### DO THIS
Please output the records below in full, exactly as given, but without the images.
◇ ◇ ◇
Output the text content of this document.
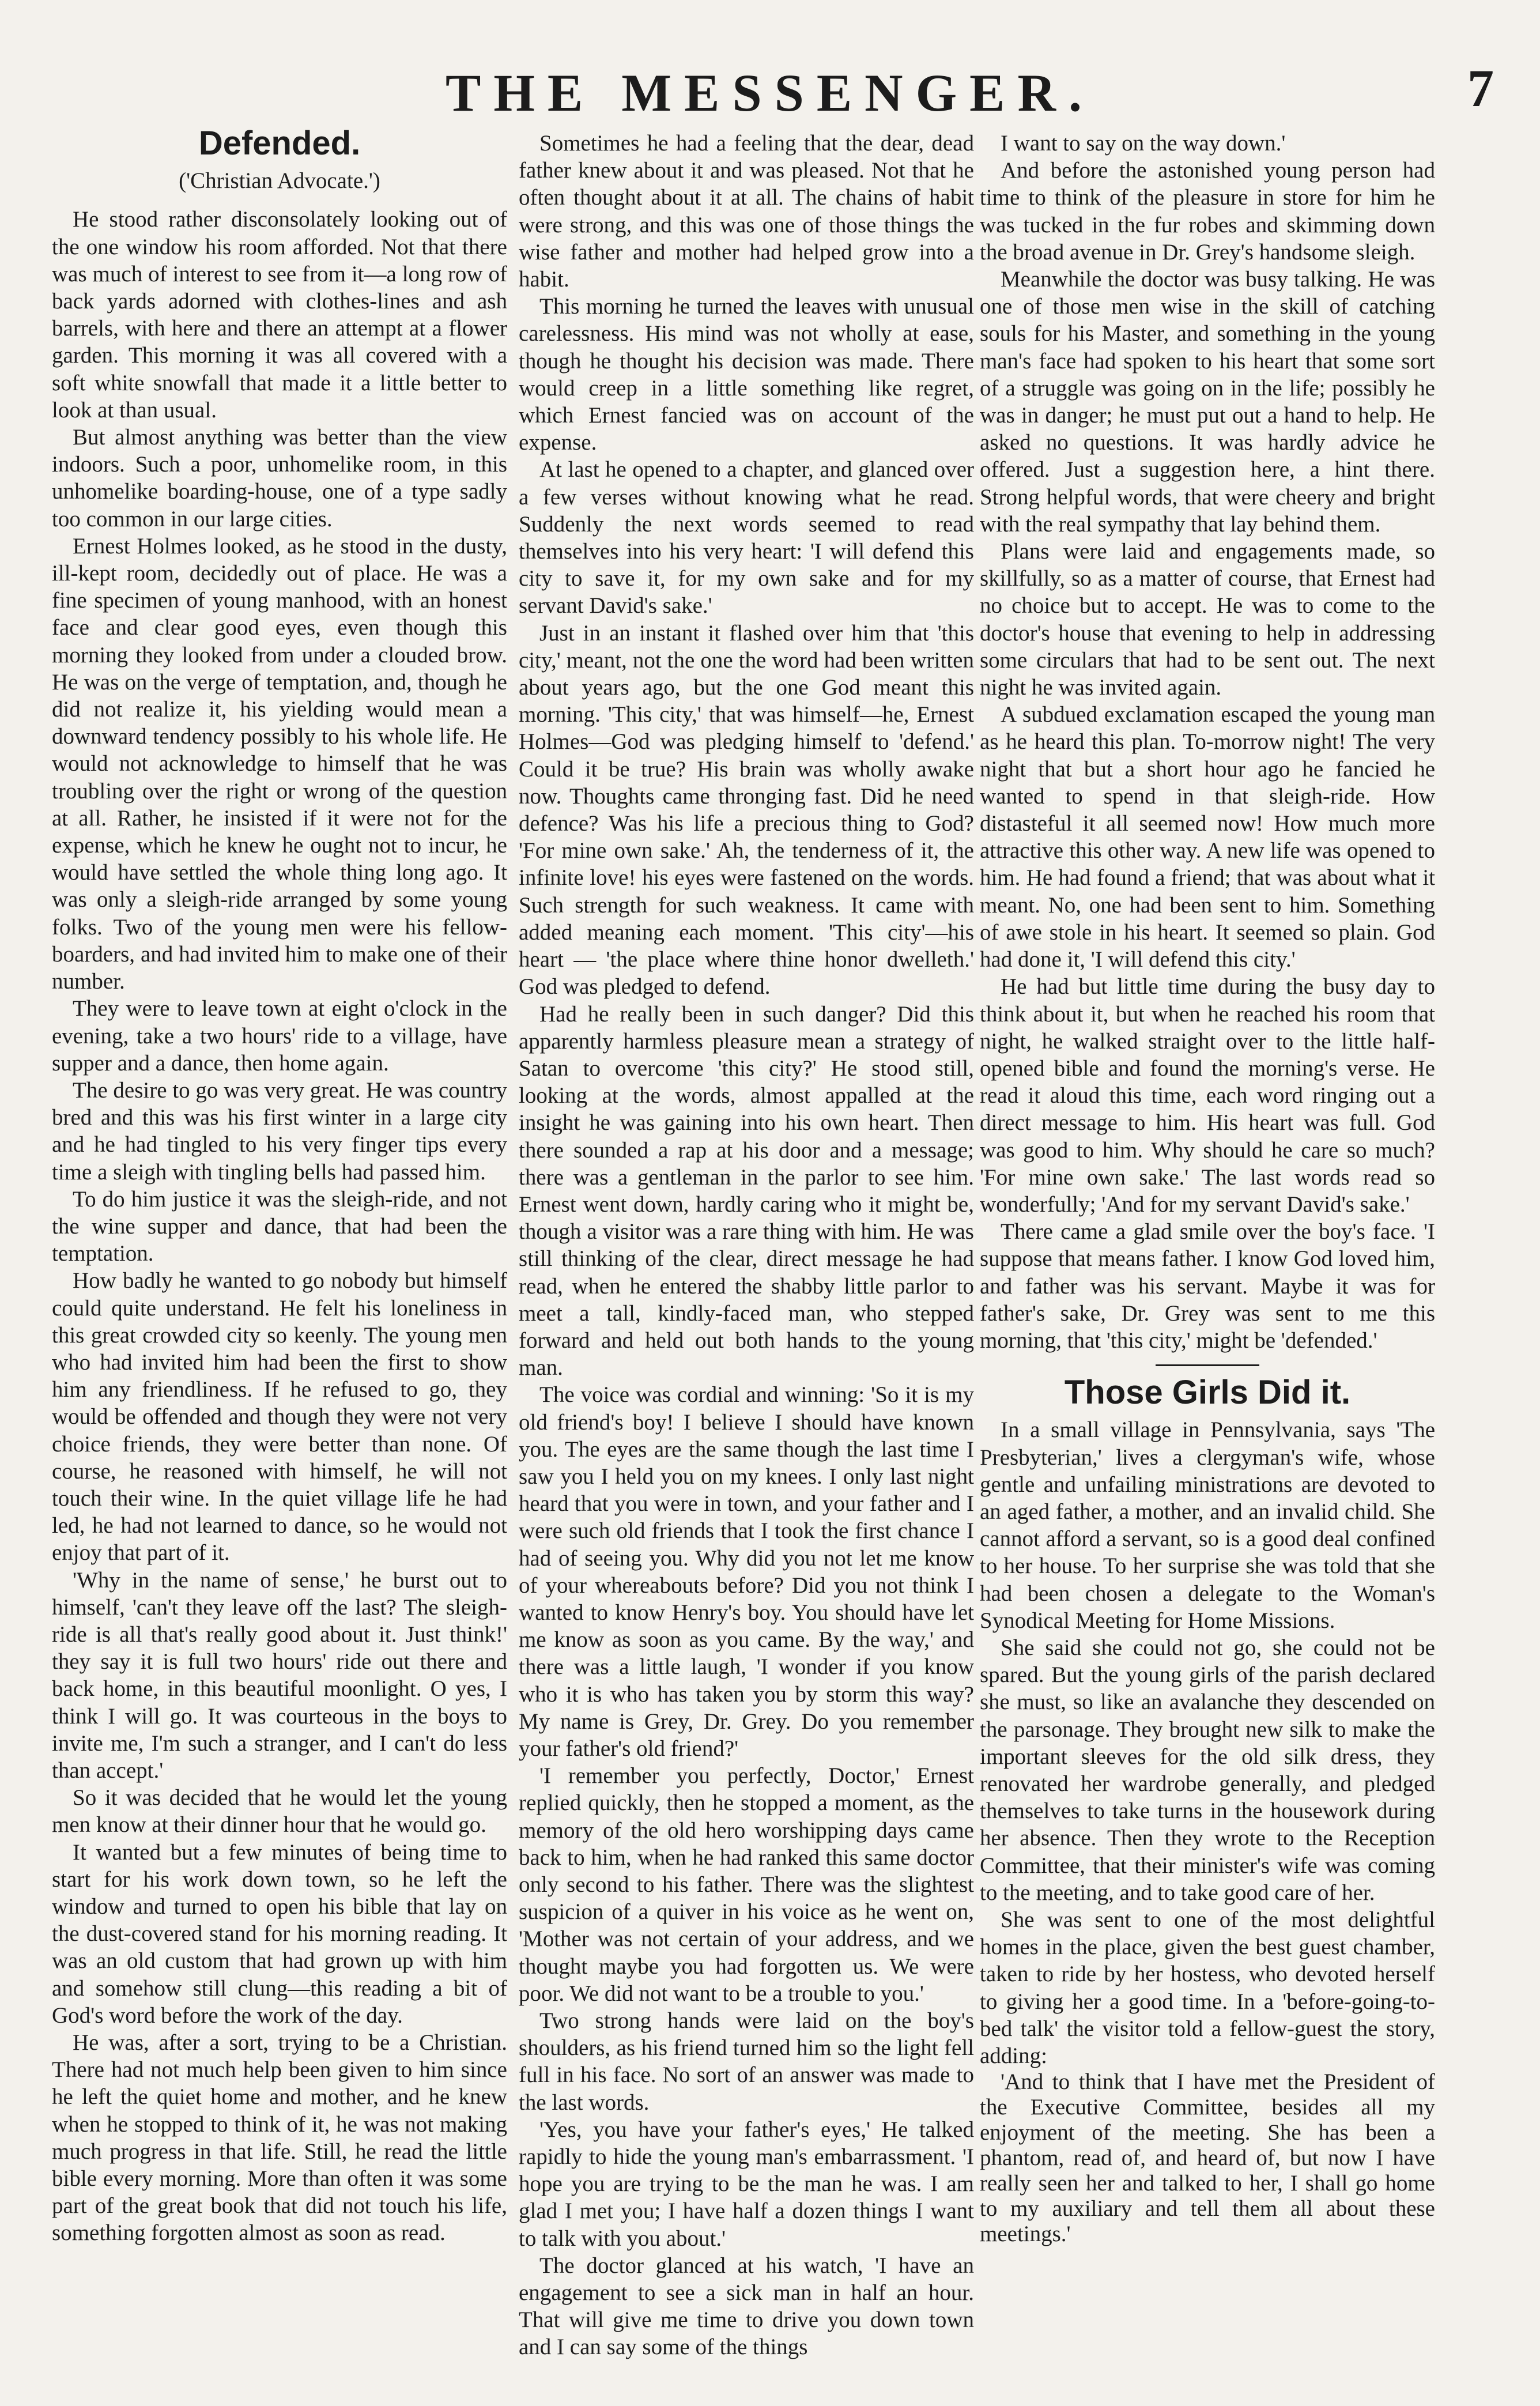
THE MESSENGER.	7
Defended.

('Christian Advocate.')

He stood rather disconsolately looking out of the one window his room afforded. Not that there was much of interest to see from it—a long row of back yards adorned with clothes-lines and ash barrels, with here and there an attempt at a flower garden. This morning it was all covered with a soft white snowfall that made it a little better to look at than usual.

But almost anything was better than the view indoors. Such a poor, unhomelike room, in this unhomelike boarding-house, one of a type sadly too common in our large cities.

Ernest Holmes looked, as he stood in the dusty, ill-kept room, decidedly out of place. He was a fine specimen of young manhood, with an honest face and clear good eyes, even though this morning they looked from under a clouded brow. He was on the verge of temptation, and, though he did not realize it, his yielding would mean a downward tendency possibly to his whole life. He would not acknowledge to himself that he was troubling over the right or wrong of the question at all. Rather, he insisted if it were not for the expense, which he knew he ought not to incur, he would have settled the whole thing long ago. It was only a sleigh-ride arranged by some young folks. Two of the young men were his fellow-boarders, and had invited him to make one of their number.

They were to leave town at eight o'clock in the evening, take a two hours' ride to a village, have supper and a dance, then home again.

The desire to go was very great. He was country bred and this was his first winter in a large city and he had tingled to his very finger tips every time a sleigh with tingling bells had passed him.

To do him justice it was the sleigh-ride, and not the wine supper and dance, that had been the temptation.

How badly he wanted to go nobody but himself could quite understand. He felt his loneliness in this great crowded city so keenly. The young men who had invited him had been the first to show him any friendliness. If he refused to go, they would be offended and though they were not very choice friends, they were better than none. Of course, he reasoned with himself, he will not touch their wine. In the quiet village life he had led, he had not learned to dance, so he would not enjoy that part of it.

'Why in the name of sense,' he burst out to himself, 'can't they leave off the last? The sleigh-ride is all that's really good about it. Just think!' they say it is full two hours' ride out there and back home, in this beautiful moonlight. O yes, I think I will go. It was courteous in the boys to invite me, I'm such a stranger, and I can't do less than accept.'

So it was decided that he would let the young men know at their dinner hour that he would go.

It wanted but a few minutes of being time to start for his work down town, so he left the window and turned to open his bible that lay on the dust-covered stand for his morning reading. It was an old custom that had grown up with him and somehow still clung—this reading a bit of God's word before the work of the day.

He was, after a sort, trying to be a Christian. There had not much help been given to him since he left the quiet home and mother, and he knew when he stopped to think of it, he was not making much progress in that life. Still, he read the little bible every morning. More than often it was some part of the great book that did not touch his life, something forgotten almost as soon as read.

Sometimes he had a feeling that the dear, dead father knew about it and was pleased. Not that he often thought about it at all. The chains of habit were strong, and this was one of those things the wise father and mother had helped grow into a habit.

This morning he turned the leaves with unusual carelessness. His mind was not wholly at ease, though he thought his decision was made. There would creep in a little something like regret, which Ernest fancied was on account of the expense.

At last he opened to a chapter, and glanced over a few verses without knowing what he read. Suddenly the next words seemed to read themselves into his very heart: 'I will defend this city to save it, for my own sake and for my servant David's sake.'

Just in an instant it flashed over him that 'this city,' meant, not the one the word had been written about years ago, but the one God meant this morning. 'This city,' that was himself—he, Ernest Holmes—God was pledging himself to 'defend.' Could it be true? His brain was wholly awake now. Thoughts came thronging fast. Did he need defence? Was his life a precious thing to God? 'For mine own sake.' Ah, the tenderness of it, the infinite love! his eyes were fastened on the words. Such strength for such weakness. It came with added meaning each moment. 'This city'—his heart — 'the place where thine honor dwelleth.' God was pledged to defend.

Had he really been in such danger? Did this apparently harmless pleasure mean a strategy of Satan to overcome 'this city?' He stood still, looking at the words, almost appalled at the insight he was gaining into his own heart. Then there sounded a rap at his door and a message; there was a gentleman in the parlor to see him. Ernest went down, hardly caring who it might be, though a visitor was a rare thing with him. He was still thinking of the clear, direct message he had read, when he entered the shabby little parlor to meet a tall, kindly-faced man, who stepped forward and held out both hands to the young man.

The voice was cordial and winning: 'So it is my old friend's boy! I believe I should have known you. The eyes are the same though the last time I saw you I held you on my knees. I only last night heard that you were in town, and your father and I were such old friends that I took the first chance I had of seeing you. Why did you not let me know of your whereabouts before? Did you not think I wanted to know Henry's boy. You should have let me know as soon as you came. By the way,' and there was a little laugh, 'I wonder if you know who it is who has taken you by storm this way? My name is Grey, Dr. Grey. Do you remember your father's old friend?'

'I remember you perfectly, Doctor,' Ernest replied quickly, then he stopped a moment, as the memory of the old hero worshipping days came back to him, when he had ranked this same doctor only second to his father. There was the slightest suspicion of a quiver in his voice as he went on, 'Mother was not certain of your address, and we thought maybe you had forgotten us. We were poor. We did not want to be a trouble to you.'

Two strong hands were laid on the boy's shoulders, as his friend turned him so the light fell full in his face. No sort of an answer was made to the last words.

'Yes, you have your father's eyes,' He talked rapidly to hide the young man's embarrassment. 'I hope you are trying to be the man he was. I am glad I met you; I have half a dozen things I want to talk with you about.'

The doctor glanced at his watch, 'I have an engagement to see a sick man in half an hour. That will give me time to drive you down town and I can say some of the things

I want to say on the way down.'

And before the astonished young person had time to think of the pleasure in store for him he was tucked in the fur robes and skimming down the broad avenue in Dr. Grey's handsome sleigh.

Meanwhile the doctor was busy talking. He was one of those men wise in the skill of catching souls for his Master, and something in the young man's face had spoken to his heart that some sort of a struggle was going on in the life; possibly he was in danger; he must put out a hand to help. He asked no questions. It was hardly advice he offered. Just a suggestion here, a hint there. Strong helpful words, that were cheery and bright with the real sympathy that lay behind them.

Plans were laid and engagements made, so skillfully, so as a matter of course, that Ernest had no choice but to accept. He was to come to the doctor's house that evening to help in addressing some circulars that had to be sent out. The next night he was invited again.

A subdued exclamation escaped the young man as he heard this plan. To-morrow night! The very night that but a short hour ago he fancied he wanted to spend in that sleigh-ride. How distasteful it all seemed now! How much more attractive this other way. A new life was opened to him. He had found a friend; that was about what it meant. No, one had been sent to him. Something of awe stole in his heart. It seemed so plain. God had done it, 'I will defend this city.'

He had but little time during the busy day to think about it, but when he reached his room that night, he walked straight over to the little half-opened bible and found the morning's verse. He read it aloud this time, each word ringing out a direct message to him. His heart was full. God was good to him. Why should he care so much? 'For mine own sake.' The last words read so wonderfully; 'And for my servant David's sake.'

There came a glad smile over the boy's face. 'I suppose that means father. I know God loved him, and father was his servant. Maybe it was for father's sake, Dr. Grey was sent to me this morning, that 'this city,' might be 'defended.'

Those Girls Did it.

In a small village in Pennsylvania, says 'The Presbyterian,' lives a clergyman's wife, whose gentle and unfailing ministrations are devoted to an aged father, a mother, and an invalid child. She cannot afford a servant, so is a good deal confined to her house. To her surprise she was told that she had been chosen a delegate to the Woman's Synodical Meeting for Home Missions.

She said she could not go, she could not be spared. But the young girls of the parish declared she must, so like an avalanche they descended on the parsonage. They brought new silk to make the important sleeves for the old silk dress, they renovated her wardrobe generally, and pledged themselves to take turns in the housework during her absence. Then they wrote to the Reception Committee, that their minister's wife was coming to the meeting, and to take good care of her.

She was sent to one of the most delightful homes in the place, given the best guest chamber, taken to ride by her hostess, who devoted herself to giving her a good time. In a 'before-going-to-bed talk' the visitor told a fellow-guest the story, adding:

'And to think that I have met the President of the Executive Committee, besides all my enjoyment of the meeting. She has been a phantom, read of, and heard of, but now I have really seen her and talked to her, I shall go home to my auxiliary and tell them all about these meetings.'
◇ ◇ ◇
### COMPLETED EXERCISE
Output the text content of this document.
THE MESSENGER.	7
Defended.

('Christian Advocate.')

He stood rather disconsolately looking out of the one window his room afforded. Not that there was much of interest to see from it—a long row of back yards adorned with clothes-lines and ash barrels, with here and there an attempt at a flower garden. This morning it was all covered with a soft white snowfall that made it a little better to look at than usual.

But almost anything was better than the view indoors. Such a poor, unhomelike room, in this unhomelike boarding-house, one of a type sadly too common in our large cities.

Ernest Holmes looked, as he stood in the dusty, ill-kept room, decidedly out of place. He was a fine specimen of young manhood, with an honest face and clear good eyes, even though this morning they looked from under a clouded brow. He was on the verge of temptation, and, though he did not realize it, his yielding would mean a downward tendency possibly to his whole life. He would not acknowledge to himself that he was troubling over the right or wrong of the question at all. Rather, he insisted if it were not for the expense, which he knew he ought not to incur, he would have settled the whole thing long ago. It was only a sleigh-ride arranged by some young folks. Two of the young men were his fellow-boarders, and had invited him to make one of their number.

They were to leave town at eight o'clock in the evening, take a two hours' ride to a village, have supper and a dance, then home again.

The desire to go was very great. He was country bred and this was his first winter in a large city and he had tingled to his very finger tips every time a sleigh with tingling bells had passed him.

To do him justice it was the sleigh-ride, and not the wine supper and dance, that had been the temptation.

How badly he wanted to go nobody but himself could quite understand. He felt his loneliness in this great crowded city so keenly. The young men who had invited him had been the first to show him any friendliness. If he refused to go, they would be offended and though they were not very choice friends, they were better than none. Of course, he reasoned with himself, he will not touch their wine. In the quiet village life he had led, he had not learned to dance, so he would not enjoy that part of it.

'Why in the name of sense,' he burst out to himself, 'can't they leave off the last? The sleigh-ride is all that's really good about it. Just think!' they say it is full two hours' ride out there and back home, in this beautiful moonlight. O yes, I think I will go. It was courteous in the boys to invite me, I'm such a stranger, and I can't do less than accept.'

So it was decided that he would let the young men know at their dinner hour that he would go.

It wanted but a few minutes of being time to start for his work down town, so he left the window and turned to open his bible that lay on the dust-covered stand for his morning reading. It was an old custom that had grown up with him and somehow still clung—this reading a bit of God's word before the work of the day.

He was, after a sort, trying to be a Christian. There had not much help been given to him since he left the quiet home and mother, and he knew when he stopped to think of it, he was not making much progress in that life. Still, he read the little bible every morning. More than often it was some part of the great book that did not touch his life, something forgotten almost as soon as read.

Sometimes he had a feeling that the dear, dead father knew about it and was pleased. Not that he often thought about it at all. The chains of habit were strong, and this was one of those things the wise father and mother had helped grow into a habit.

This morning he turned the leaves with unusual carelessness. His mind was not wholly at ease, though he thought his decision was made. There would creep in a little something like regret, which Ernest fancied was on account of the expense.

At last he opened to a chapter, and glanced over a few verses without knowing what he read. Suddenly the next words seemed to read themselves into his very heart: 'I will defend this city to save it, for my own sake and for my servant David's sake.'

Just in an instant it flashed over him that 'this city,' meant, not the one the word had been written about years ago, but the one God meant this morning. 'This city,' that was himself—he, Ernest Holmes—God was pledging himself to 'defend.' Could it be true? His brain was wholly awake now. Thoughts came thronging fast. Did he need defence? Was his life a precious thing to God? 'For mine own sake.' Ah, the tenderness of it, the infinite love! his eyes were fastened on the words. Such strength for such weakness. It came with added meaning each moment. 'This city'—his heart — 'the place where thine honor dwelleth.' God was pledged to defend.

Had he really been in such danger? Did this apparently harmless pleasure mean a strategy of Satan to overcome 'this city?' He stood still, looking at the words, almost appalled at the insight he was gaining into his own heart. Then there sounded a rap at his door and a message; there was a gentleman in the parlor to see him. Ernest went down, hardly caring who it might be, though a visitor was a rare thing with him. He was still thinking of the clear, direct message he had read, when he entered the shabby little parlor to meet a tall, kindly-faced man, who stepped forward and held out both hands to the young man.

The voice was cordial and winning: 'So it is my old friend's boy! I believe I should have known you. The eyes are the same though the last time I saw you I held you on my knees. I only last night heard that you were in town, and your father and I were such old friends that I took the first chance I had of seeing you. Why did you not let me know of your whereabouts before? Did you not think I wanted to know Henry's boy. You should have let me know as soon as you came. By the way,' and there was a little laugh, 'I wonder if you know who it is who has taken you by storm this way? My name is Grey, Dr. Grey. Do you remember your father's old friend?'

'I remember you perfectly, Doctor,' Ernest replied quickly, then he stopped a moment, as the memory of the old hero worshipping days came back to him, when he had ranked this same doctor only second to his father. There was the slightest suspicion of a quiver in his voice as he went on, 'Mother was not certain of your address, and we thought maybe you had forgotten us. We were poor. We did not want to be a trouble to you.'

Two strong hands were laid on the boy's shoulders, as his friend turned him so the light fell full in his face. No sort of an answer was made to the last words.

'Yes, you have your father's eyes,' He talked rapidly to hide the young man's embarrassment. 'I hope you are trying to be the man he was. I am glad I met you; I have half a dozen things I want to talk with you about.'

The doctor glanced at his watch, 'I have an engagement to see a sick man in half an hour. That will give me time to drive you down town and I can say some of the things

I want to say on the way down.'

And before the astonished young person had time to think of the pleasure in store for him he was tucked in the fur robes and skimming down the broad avenue in Dr. Grey's handsome sleigh.

Meanwhile the doctor was busy talking. He was one of those men wise in the skill of catching souls for his Master, and something in the young man's face had spoken to his heart that some sort of a struggle was going on in the life; possibly he was in danger; he must put out a hand to help. He asked no questions. It was hardly advice he offered. Just a suggestion here, a hint there. Strong helpful words, that were cheery and bright with the real sympathy that lay behind them.

Plans were laid and engagements made, so skillfully, so as a matter of course, that Ernest had no choice but to accept. He was to come to the doctor's house that evening to help in addressing some circulars that had to be sent out. The next night he was invited again.

A subdued exclamation escaped the young man as he heard this plan. To-morrow night! The very night that but a short hour ago he fancied he wanted to spend in that sleigh-ride. How distasteful it all seemed now! How much more attractive this other way. A new life was opened to him. He had found a friend; that was about what it meant. No, one had been sent to him. Something of awe stole in his heart. It seemed so plain. God had done it, 'I will defend this city.'

He had but little time during the busy day to think about it, but when he reached his room that night, he walked straight over to the little half-opened bible and found the morning's verse. He read it aloud this time, each word ringing out a direct message to him. His heart was full. God was good to him. Why should he care so much? 'For mine own sake.' The last words read so wonderfully; 'And for my servant David's sake.'

There came a glad smile over the boy's face. 'I suppose that means father. I know God loved him, and father was his servant. Maybe it was for father's sake, Dr. Grey was sent to me this morning, that 'this city,' might be 'defended.'

Those Girls Did it.

In a small village in Pennsylvania, says 'The Presbyterian,' lives a clergyman's wife, whose gentle and unfailing ministrations are devoted to an aged father, a mother, and an invalid child. She cannot afford a servant, so is a good deal confined to her house. To her surprise she was told that she had been chosen a delegate to the Woman's Synodical Meeting for Home Missions.

She said she could not go, she could not be spared. But the young girls of the parish declared she must, so like an avalanche they descended on the parsonage. They brought new silk to make the important sleeves for the old silk dress, they renovated her wardrobe generally, and pledged themselves to take turns in the housework during her absence. Then they wrote to the Reception Committee, that their minister's wife was coming to the meeting, and to take good care of her.

She was sent to one of the most delightful homes in the place, given the best guest chamber, taken to ride by her hostess, who devoted herself to giving her a good time. In a 'before-going-to-bed talk' the visitor told a fellow-guest the story, adding:

'And to think that I have met the President of the Executive Committee, besides all my enjoyment of the meeting. She has been a phantom, read of, and heard of, but now I have really seen her and talked to her, I shall go home to my auxiliary and tell them all about these meetings.'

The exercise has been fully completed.